## [What is expected]
Repeat the records below word for word, but start at the line that contains "Transcribe this chart's", stop after the last line, and include nothing else.

#### Data listing

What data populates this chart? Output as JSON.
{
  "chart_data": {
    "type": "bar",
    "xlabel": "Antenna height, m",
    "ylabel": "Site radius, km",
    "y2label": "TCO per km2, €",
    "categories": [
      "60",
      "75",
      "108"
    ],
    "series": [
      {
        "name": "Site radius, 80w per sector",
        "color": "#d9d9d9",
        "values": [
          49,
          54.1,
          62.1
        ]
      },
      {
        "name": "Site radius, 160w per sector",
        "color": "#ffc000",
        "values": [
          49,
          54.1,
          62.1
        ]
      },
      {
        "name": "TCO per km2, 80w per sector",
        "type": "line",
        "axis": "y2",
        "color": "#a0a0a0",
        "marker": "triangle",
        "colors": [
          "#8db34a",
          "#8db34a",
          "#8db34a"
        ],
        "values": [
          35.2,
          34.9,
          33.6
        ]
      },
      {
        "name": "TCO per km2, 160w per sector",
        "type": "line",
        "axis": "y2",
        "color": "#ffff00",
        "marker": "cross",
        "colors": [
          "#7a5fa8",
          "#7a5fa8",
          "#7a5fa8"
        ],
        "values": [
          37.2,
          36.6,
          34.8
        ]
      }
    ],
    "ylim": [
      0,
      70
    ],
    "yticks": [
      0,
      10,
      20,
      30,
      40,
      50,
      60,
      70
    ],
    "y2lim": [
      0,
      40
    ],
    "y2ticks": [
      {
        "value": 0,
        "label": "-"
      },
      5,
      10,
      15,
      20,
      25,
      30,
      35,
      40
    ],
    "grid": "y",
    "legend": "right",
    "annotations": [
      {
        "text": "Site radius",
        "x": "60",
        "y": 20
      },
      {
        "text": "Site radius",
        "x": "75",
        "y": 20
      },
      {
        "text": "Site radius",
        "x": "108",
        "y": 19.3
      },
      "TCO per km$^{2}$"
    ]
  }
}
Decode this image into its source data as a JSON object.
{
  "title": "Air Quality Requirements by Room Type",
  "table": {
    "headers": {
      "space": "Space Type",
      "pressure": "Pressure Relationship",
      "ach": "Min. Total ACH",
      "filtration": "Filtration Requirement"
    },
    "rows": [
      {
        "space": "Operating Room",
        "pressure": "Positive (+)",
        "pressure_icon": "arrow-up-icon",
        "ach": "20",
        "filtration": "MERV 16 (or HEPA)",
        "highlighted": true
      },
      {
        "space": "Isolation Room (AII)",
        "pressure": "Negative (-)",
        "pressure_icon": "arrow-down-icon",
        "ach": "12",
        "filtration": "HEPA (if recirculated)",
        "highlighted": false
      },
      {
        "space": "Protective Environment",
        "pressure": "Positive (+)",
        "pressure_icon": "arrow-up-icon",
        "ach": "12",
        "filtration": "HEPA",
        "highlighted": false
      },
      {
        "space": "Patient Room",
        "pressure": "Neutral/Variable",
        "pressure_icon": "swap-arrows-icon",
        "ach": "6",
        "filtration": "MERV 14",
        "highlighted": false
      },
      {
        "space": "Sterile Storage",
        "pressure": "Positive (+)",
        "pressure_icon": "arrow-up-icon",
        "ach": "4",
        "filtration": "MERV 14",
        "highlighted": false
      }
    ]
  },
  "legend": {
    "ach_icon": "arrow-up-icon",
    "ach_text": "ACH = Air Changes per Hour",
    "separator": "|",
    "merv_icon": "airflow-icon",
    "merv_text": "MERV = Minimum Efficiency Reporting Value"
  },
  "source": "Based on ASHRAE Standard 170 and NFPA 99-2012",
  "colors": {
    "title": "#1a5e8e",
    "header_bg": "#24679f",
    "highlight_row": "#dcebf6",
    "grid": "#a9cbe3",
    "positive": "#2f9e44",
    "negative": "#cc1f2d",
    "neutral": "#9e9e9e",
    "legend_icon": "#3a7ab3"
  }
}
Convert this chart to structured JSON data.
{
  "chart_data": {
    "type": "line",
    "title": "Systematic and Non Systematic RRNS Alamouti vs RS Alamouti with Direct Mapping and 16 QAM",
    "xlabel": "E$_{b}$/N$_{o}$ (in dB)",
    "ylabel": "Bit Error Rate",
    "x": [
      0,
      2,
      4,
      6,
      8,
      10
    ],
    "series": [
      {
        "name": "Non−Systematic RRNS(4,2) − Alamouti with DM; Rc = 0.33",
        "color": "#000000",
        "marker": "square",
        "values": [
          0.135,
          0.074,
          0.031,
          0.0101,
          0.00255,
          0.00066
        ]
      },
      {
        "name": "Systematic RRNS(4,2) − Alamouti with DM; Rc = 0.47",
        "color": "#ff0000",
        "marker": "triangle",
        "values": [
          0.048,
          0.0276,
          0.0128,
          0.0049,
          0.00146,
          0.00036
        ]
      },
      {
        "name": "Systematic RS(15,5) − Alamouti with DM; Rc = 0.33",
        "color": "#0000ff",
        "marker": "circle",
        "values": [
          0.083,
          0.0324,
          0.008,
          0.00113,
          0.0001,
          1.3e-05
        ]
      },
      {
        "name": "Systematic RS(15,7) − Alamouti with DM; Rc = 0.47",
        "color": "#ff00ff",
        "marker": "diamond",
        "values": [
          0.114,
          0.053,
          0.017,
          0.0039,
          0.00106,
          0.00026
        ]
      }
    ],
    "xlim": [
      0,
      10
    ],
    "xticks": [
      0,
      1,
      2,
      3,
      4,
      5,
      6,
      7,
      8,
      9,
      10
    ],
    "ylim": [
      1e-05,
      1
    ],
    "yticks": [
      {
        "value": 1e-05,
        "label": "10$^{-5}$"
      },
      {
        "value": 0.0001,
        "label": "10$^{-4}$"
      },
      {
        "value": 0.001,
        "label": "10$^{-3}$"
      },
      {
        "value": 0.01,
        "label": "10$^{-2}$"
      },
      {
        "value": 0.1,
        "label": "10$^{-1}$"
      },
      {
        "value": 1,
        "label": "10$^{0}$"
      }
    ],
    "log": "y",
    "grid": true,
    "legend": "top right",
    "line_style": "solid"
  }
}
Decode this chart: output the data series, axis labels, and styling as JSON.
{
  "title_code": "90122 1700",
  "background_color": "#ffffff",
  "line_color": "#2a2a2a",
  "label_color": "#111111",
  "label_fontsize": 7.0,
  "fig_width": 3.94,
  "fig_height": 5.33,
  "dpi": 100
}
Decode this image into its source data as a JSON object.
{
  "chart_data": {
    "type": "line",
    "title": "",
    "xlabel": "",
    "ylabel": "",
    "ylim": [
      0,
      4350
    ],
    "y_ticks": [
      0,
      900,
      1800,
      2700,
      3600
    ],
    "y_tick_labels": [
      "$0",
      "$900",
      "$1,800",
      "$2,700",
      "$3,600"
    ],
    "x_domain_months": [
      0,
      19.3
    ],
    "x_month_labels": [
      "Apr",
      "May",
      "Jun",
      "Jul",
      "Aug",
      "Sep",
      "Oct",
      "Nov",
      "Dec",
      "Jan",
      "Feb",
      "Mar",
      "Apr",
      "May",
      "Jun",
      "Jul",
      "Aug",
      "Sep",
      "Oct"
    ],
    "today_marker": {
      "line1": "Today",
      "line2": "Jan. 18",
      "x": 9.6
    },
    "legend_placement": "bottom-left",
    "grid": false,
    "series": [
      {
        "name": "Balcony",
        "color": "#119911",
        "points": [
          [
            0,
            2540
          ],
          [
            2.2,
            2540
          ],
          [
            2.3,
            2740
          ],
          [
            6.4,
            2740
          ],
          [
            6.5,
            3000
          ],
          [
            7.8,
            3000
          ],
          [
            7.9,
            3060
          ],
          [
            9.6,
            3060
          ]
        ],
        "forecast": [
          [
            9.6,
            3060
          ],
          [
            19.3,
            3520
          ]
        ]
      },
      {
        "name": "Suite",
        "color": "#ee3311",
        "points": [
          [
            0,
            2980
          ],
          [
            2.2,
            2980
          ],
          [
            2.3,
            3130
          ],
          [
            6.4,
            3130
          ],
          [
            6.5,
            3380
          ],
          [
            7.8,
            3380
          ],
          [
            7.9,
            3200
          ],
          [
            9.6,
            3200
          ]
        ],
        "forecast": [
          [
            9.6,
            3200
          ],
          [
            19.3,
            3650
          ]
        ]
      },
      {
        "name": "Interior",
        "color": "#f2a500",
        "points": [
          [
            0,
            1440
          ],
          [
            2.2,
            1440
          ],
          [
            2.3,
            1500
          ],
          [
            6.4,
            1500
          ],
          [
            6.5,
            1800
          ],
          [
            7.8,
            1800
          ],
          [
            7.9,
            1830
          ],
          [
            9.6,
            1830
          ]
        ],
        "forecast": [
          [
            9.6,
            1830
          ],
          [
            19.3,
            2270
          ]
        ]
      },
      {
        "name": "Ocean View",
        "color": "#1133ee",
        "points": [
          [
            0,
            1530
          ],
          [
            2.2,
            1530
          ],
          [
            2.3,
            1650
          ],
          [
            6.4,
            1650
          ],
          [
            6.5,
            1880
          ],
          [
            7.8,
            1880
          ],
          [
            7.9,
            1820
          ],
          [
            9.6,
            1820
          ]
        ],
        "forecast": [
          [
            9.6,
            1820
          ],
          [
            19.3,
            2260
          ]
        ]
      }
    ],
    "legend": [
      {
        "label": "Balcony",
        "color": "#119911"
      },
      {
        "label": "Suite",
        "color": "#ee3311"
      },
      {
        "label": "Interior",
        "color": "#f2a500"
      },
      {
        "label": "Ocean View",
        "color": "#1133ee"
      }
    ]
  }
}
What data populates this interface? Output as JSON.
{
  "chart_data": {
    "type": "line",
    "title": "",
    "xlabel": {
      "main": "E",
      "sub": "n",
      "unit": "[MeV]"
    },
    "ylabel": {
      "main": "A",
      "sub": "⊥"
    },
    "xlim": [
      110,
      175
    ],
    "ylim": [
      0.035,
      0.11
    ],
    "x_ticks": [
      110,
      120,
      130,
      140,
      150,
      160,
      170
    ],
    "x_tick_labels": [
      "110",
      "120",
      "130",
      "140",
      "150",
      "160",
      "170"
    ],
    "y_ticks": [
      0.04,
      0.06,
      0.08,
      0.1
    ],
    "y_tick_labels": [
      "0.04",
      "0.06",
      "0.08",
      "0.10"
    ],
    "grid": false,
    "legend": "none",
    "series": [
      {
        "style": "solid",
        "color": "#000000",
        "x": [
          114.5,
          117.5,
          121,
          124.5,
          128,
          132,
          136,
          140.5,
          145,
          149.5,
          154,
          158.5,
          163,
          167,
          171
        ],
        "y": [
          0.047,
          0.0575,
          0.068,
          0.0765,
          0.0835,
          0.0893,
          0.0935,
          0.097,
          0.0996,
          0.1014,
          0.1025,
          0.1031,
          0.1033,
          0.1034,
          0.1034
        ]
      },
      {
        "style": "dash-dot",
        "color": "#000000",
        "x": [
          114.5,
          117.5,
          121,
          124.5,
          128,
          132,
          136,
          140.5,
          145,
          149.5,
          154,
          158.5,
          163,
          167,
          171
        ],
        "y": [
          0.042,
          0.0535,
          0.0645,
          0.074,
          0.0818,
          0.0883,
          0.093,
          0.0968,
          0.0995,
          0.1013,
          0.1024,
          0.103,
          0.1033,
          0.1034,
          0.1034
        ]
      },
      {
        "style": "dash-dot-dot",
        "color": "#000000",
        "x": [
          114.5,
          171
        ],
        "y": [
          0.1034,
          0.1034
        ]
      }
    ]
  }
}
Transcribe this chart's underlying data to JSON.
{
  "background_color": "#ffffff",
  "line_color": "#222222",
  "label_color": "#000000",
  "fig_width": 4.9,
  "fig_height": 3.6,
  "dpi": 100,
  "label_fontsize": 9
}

########

## [Written solution]
Transcribe this chart's underlying data to JSON.
{
  "background_color": "#ffffff",
  "line_color": "#222222",
  "label_color": "#000000",
  "fig_width": 4.9,
  "fig_height": 3.6,
  "dpi": 100,
  "label_fontsize": 9
}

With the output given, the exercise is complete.